§ **What this task involves**:
In the material below, identify each line bearing the word "returns". Reproduce those lines.
§
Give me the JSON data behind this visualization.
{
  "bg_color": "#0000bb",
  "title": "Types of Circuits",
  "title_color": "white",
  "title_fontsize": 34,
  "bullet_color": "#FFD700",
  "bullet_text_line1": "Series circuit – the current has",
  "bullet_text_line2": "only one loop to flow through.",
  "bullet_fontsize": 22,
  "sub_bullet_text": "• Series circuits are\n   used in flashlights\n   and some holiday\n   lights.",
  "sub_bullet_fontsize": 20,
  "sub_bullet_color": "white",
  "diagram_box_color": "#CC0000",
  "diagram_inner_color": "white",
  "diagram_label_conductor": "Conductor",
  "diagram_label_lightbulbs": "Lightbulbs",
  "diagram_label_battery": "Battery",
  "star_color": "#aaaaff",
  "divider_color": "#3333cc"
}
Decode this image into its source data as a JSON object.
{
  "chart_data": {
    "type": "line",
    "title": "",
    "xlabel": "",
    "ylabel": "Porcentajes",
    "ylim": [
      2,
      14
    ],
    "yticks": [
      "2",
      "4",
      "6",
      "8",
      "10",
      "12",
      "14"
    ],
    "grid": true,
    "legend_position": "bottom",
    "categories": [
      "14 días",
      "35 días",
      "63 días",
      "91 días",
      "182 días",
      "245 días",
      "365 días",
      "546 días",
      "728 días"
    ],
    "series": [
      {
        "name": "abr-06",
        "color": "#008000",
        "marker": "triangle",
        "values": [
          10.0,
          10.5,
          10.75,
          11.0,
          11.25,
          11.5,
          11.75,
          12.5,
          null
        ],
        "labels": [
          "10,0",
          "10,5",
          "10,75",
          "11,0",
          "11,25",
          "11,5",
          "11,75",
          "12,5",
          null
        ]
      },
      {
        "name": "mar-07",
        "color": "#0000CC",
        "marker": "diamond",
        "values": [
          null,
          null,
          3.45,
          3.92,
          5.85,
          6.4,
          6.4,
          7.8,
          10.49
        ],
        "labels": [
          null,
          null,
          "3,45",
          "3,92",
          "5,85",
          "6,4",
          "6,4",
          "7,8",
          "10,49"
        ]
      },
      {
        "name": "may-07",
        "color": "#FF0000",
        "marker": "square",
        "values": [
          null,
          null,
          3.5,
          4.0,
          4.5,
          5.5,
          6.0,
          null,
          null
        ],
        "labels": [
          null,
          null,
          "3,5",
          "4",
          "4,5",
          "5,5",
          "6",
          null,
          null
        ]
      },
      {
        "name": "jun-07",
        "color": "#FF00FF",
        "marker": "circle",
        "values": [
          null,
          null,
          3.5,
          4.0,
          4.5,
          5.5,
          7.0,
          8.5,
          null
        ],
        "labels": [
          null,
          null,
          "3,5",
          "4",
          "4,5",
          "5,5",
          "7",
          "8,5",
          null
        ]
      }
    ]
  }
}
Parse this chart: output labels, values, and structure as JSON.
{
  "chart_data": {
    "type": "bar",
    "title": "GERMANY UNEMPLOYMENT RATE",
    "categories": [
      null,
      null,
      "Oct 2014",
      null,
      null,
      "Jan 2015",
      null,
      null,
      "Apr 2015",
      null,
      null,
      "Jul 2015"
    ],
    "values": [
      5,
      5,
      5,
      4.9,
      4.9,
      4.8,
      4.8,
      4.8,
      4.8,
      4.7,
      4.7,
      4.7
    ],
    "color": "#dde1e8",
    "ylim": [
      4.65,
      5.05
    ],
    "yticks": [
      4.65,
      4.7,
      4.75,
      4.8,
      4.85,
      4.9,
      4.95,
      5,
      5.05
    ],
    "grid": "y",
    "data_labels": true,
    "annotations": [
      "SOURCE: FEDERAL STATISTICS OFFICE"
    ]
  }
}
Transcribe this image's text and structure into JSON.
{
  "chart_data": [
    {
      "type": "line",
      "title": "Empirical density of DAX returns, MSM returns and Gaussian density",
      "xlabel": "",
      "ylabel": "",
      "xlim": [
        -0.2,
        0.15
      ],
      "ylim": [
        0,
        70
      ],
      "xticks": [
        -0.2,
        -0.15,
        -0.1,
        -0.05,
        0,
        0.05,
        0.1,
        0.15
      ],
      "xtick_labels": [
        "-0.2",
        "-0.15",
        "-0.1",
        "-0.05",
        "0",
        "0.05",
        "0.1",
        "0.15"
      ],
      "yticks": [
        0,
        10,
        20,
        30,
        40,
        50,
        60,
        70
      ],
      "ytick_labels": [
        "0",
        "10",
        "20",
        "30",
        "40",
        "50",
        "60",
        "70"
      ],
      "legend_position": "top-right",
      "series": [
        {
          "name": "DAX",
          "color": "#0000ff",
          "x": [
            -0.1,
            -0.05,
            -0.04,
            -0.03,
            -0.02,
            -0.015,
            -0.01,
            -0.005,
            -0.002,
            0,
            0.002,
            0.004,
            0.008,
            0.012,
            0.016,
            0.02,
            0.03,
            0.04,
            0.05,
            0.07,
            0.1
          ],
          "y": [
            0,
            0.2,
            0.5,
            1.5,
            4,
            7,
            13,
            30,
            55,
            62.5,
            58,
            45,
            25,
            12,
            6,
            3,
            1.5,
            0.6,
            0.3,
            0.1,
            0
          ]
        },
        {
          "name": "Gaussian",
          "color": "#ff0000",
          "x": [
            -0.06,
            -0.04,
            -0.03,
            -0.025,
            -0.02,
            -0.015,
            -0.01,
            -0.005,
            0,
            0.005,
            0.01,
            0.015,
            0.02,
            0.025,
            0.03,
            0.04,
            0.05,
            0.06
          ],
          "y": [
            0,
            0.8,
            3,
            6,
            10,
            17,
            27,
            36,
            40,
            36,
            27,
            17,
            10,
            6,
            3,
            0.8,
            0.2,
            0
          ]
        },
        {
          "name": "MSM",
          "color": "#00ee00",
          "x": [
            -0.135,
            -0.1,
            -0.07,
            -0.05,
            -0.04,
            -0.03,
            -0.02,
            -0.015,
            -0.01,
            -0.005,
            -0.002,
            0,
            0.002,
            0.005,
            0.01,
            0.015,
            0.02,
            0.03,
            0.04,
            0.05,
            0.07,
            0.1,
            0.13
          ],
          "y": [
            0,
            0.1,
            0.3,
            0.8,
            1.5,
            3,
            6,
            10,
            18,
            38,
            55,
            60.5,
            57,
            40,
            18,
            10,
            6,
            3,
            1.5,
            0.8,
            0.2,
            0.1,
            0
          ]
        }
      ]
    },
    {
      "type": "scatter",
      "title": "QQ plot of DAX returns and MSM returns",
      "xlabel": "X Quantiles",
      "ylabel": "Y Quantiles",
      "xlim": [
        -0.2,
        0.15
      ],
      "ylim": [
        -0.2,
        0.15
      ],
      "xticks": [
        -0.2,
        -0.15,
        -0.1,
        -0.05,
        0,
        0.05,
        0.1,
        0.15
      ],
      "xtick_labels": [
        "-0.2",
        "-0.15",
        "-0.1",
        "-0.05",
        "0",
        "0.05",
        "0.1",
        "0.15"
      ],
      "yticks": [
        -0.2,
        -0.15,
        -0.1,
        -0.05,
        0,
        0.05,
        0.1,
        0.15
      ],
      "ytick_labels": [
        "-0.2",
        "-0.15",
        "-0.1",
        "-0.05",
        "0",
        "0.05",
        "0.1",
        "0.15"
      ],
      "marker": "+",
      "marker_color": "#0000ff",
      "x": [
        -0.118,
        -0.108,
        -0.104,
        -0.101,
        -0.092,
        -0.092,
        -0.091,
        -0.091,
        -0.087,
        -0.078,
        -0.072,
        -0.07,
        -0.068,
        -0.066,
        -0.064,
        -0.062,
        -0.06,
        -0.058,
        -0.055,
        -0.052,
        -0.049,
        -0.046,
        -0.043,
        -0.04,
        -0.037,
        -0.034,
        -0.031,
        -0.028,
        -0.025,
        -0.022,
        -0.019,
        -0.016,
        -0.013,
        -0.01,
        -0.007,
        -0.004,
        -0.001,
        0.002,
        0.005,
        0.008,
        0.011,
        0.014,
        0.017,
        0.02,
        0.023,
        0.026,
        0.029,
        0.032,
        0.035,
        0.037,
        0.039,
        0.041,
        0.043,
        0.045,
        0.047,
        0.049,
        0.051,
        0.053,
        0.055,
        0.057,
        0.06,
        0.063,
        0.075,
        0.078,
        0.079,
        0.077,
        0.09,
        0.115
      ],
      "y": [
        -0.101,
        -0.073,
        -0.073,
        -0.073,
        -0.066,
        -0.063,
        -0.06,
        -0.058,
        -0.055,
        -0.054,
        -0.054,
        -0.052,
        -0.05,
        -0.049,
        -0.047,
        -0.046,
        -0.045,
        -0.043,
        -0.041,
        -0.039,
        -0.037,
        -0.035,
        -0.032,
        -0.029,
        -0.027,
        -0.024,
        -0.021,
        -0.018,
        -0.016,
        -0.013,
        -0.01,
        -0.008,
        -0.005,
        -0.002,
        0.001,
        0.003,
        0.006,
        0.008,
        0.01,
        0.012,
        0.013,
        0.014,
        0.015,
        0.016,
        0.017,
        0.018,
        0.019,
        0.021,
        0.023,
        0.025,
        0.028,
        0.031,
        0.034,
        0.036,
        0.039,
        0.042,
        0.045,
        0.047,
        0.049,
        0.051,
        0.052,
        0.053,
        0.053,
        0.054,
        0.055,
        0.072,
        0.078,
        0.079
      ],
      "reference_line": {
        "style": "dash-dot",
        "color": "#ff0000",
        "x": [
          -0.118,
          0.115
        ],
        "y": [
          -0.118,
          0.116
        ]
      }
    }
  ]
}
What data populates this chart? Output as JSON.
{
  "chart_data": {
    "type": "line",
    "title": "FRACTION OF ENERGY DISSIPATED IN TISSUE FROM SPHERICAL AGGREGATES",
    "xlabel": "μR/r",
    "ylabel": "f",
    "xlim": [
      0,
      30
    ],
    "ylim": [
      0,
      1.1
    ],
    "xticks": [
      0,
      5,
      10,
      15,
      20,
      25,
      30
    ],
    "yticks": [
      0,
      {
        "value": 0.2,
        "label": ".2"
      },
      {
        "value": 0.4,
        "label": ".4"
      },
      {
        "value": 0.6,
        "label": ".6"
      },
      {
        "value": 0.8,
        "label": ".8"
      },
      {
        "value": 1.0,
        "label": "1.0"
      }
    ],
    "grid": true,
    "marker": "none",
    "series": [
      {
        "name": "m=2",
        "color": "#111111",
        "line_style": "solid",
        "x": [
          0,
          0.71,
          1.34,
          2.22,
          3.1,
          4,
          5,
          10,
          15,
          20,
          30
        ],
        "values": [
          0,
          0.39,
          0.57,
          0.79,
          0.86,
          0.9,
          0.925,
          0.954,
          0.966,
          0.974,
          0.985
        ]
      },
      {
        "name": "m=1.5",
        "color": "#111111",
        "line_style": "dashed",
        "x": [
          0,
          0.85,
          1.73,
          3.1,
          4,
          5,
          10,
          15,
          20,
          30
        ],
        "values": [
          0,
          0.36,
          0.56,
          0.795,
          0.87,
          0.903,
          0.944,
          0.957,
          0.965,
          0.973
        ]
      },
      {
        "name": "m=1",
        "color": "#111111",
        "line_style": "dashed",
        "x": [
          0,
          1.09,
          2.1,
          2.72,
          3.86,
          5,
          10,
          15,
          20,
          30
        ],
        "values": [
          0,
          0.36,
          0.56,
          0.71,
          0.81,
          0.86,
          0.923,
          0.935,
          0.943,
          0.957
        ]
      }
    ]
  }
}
§
§ **Solution to the exercise**:
      "title": "Empirical density of DAX returns, MSM returns and Gaussian density",
      "title": "QQ plot of DAX returns and MSM returns",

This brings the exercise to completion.